Data entries:
== Segment start ==

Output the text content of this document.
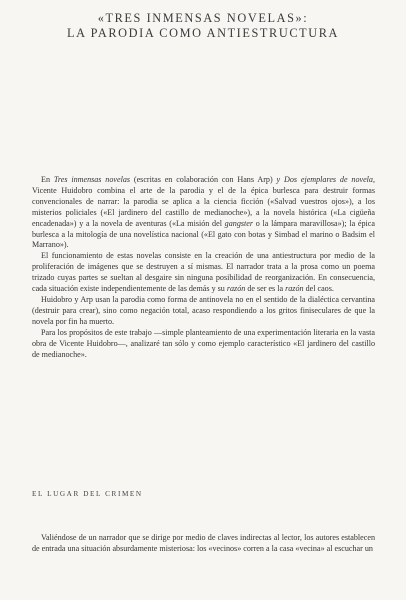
«TRES INMENSAS NOVELAS»:
LA PARODIA COMO ANTIESTRUCTURA

En Tres inmensas novelas (escritas en colaboración con Hans Arp) y Dos ejemplares de novela, Vicente Huidobro combina el arte de la parodia y el de la épica burlesca para destruir formas convencionales de narrar: la parodia se aplica a la ciencia ficción («Salvad vuestros ojos»), a los misterios policiales («El jardinero del castillo de medianoche»), a la novela histórica («La cigüeña encadenada») y a la novela de aventuras («La misión del gangster o la lámpara maravillosa»); la épica burlesca a la mitología de una novelística nacional («El gato con botas y Simbad el marino o Badsim el Marrano»).

El funcionamiento de estas novelas consiste en la creación de una antiestructura por medio de la proliferación de imágenes que se destruyen a sí mismas. El narrador trata a la prosa como un poema trizado cuyas partes se sueltan al desgaire sin ninguna posibilidad de reorganización. En consecuencia, cada situación existe independientemente de las demás y su razón de ser es la razón del caos.

Huidobro y Arp usan la parodia como forma de antinovela no en el sentido de la dialéctica cervantina (destruir para crear), sino como negación total, acaso respondiendo a los gritos finiseculares de que la novela por fin ha muerto.

Para los propósitos de este trabajo —simple planteamiento de una experimentación literaria en la vasta obra de Vicente Huidobro—, analizaré tan sólo y como ejemplo característico «El jardinero del castillo de medianoche».

EL LUGAR DEL CRIMEN

Valiéndose de un narrador que se dirige por medio de claves indirectas al lector, los autores establecen de entrada una situación absurdamente misteriosa: los «vecinos» corren a la casa «vecina» al escuchar un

== Segment end ==

§ **TASK INSTRUCTIONS**
The entries above need to be printed again exactly; please exclude all pictures.

§ **SOLUTION**
Output the text content of this document.
«TRES INMENSAS NOVELAS»:
LA PARODIA COMO ANTIESTRUCTURA

En Tres inmensas novelas (escritas en colaboración con Hans Arp) y Dos ejemplares de novela, Vicente Huidobro combina el arte de la parodia y el de la épica burlesca para destruir formas convencionales de narrar: la parodia se aplica a la ciencia ficción («Salvad vuestros ojos»), a los misterios policiales («El jardinero del castillo de medianoche»), a la novela histórica («La cigüeña encadenada») y a la novela de aventuras («La misión del gangster o la lámpara maravillosa»); la épica burlesca a la mitología de una novelística nacional («El gato con botas y Simbad el marino o Badsim el Marrano»).

El funcionamiento de estas novelas consiste en la creación de una antiestructura por medio de la proliferación de imágenes que se destruyen a sí mismas. El narrador trata a la prosa como un poema trizado cuyas partes se sueltan al desgaire sin ninguna posibilidad de reorganización. En consecuencia, cada situación existe independientemente de las demás y su razón de ser es la razón del caos.

Huidobro y Arp usan la parodia como forma de antinovela no en el sentido de la dialéctica cervantina (destruir para crear), sino como negación total, acaso respondiendo a los gritos finiseculares de que la novela por fin ha muerto.

Para los propósitos de este trabajo —simple planteamiento de una experimentación literaria en la vasta obra de Vicente Huidobro—, analizaré tan sólo y como ejemplo característico «El jardinero del castillo de medianoche».

EL LUGAR DEL CRIMEN

Valiéndose de un narrador que se dirige por medio de claves indirectas al lector, los autores establecen de entrada una situación absurdamente misteriosa: los «vecinos» corren a la casa «vecina» al escuchar un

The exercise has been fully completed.